_Exercise goal_
Reproduce the records verbatim, from the line containing "162, 227, 178]" through the line containing "203, 257, 271]", including both of those lines.

── Provided information ──

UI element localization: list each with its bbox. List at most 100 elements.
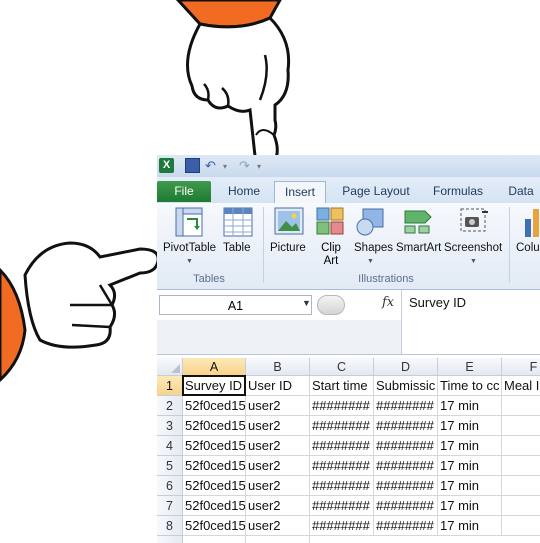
undo-dropdown-icon[interactable]: ▾	[223, 162, 227, 178]
smartart-icon	[404, 210, 432, 234]
cell-a9[interactable]	[183, 536, 246, 543]
screenshot-button[interactable]: Screenshot ▼	[443, 203, 503, 271]
cell-a6[interactable]: 52f0ced15	[183, 476, 246, 496]
cell-f1[interactable]: Meal I	[502, 376, 540, 396]
cell-d6[interactable]: ########	[374, 476, 438, 496]
cell-f3[interactable]	[502, 416, 540, 436]
table-button[interactable]: Table	[219, 203, 257, 271]
shapes-dropdown-icon: ▼	[367, 258, 374, 265]
tab-home[interactable]: Home	[225, 181, 263, 202]
cell-b3[interactable]: user2	[246, 416, 310, 436]
shapes-icon	[356, 208, 384, 236]
cell-f4[interactable]	[502, 436, 540, 456]
cell-b9[interactable]	[246, 536, 310, 543]
cell-b2[interactable]: user2	[246, 396, 310, 416]
row-header-7[interactable]: 7	[157, 496, 183, 516]
pivottable-button[interactable]: PivotTable ▼	[159, 203, 217, 271]
table-icon	[223, 207, 253, 237]
picture-label: Picture	[270, 242, 306, 254]
cell-d7[interactable]: ########	[374, 496, 438, 516]
column-header-c[interactable]: C	[310, 358, 374, 376]
cell-f8[interactable]	[502, 516, 540, 536]
cell-a4[interactable]: 52f0ced15	[183, 436, 246, 456]
cell-f2[interactable]	[502, 396, 540, 416]
cell-a8[interactable]: 52f0ced15	[183, 516, 246, 536]
smartart-button[interactable]: SmartArt	[395, 203, 441, 271]
cell-d2[interactable]: ########	[374, 396, 438, 416]
cell-d4[interactable]: ########	[374, 436, 438, 456]
cell-d3[interactable]: ########	[374, 416, 438, 436]
row-header-9[interactable]	[157, 536, 183, 543]
tab-insert[interactable]: Insert	[274, 181, 326, 204]
cell-c5[interactable]: ########	[310, 456, 374, 476]
cell-d5[interactable]: ########	[374, 456, 438, 476]
cell-f5[interactable]	[502, 456, 540, 476]
cell-b6[interactable]: user2	[246, 476, 310, 496]
column-chart-button[interactable]: Colu	[513, 203, 540, 271]
row-header-5[interactable]: 5	[157, 456, 183, 476]
cell-e1[interactable]: Time to cc	[438, 376, 502, 396]
column-header-b[interactable]: B	[246, 358, 310, 376]
cell-e5[interactable]: 17 min	[438, 456, 502, 476]
cell-e2[interactable]: 17 min	[438, 396, 502, 416]
cell-f6[interactable]	[502, 476, 540, 496]
cell-a2[interactable]: 52f0ced15	[183, 396, 246, 416]
cell-e6[interactable]: 17 min	[438, 476, 502, 496]
select-all-corner[interactable]	[157, 358, 183, 376]
cell-f7[interactable]	[502, 496, 540, 516]
cell-c7[interactable]: ########	[310, 496, 374, 516]
insert-function-icon[interactable]: fx	[382, 295, 394, 310]
cell-c2[interactable]: ########	[310, 396, 374, 416]
redo-dropdown-icon[interactable]: ▾	[257, 162, 261, 178]
pointing-hand-left-icon	[0, 241, 160, 383]
cell-a3[interactable]: 52f0ced15	[183, 416, 246, 436]
cell-c4[interactable]: ########	[310, 436, 374, 456]
cell-b8[interactable]: user2	[246, 516, 310, 536]
cell-d1[interactable]: Submissic	[374, 376, 438, 396]
name-box[interactable]: A1	[159, 295, 312, 315]
picture-icon	[274, 207, 304, 235]
formula-bar-resize-handle[interactable]	[317, 295, 345, 315]
cell-e3[interactable]: 17 min	[438, 416, 502, 436]
cell-b5[interactable]: user2	[246, 456, 310, 476]
excel-logo-icon[interactable]: X	[159, 158, 174, 173]
cell-a5[interactable]: 52f0ced15	[183, 456, 246, 476]
row-header-3[interactable]: 3	[157, 416, 183, 436]
name-box-dropdown-icon[interactable]: ▼	[302, 298, 311, 308]
cell-c3[interactable]: ########	[310, 416, 374, 436]
cell-e7[interactable]: 17 min	[438, 496, 502, 516]
tab-page-layout[interactable]: Page Layout	[340, 181, 412, 202]
cell-c1[interactable]: Start time	[310, 376, 374, 396]
cell-a7[interactable]: 52f0ced15	[183, 496, 246, 516]
row-header-8[interactable]: 8	[157, 516, 183, 536]
column-header-e[interactable]: E	[438, 358, 502, 376]
cell-b7[interactable]: user2	[246, 496, 310, 516]
cell-c6[interactable]: ########	[310, 476, 374, 496]
cell-e4[interactable]: 17 min	[438, 436, 502, 456]
cell-b1[interactable]: User ID	[246, 376, 310, 396]
cell-c8[interactable]: ########	[310, 516, 374, 536]
undo-icon[interactable]: ↶	[205, 158, 216, 174]
column-header-d[interactable]: D	[374, 358, 438, 376]
cell-b4[interactable]: user2	[246, 436, 310, 456]
cell-d8[interactable]: ########	[374, 516, 438, 536]
tab-data[interactable]: Data	[505, 181, 537, 202]
column-header-f[interactable]: F	[502, 358, 540, 376]
row-header-1[interactable]: 1	[157, 376, 183, 396]
save-icon[interactable]	[185, 158, 200, 173]
tab-formulas[interactable]: Formulas	[429, 181, 487, 202]
row-header-4[interactable]: 4	[157, 436, 183, 456]
cell-e8[interactable]: 17 min	[438, 516, 502, 536]
tab-file[interactable]: File	[157, 181, 211, 202]
cell-a1[interactable]: Survey ID	[182, 375, 246, 396]
redo-icon[interactable]: ↷	[239, 158, 250, 174]
picture-button[interactable]: Picture	[267, 203, 309, 271]
clip-art-button[interactable]: Clip Art	[313, 203, 347, 271]
column-header-a[interactable]: A	[183, 358, 246, 376]
smartart-label: SmartArt	[396, 242, 442, 254]
row-header-6[interactable]: 6	[157, 476, 183, 496]
shapes-label: Shapes	[354, 242, 394, 254]
shapes-button[interactable]: Shapes ▼	[351, 203, 393, 271]
formula-input[interactable]: Survey ID	[409, 295, 466, 310]
row-header-2[interactable]: 2	[157, 396, 183, 416]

───

_Answer to the task_
undo-dropdown-icon[interactable]: ▾	[223, 162, 227, 178]
smartart-icon	[404, 210, 432, 234]
cell-a9[interactable]	[183, 536, 246, 543]
screenshot-button[interactable]: Screenshot ▼	[443, 203, 503, 271]
cell-a6[interactable]: 52f0ced15	[183, 476, 246, 496]
cell-f1[interactable]: Meal I	[502, 376, 540, 396]
cell-d6[interactable]: ########	[374, 476, 438, 496]
cell-f3[interactable]	[502, 416, 540, 436]
table-button[interactable]: Table	[219, 203, 257, 271]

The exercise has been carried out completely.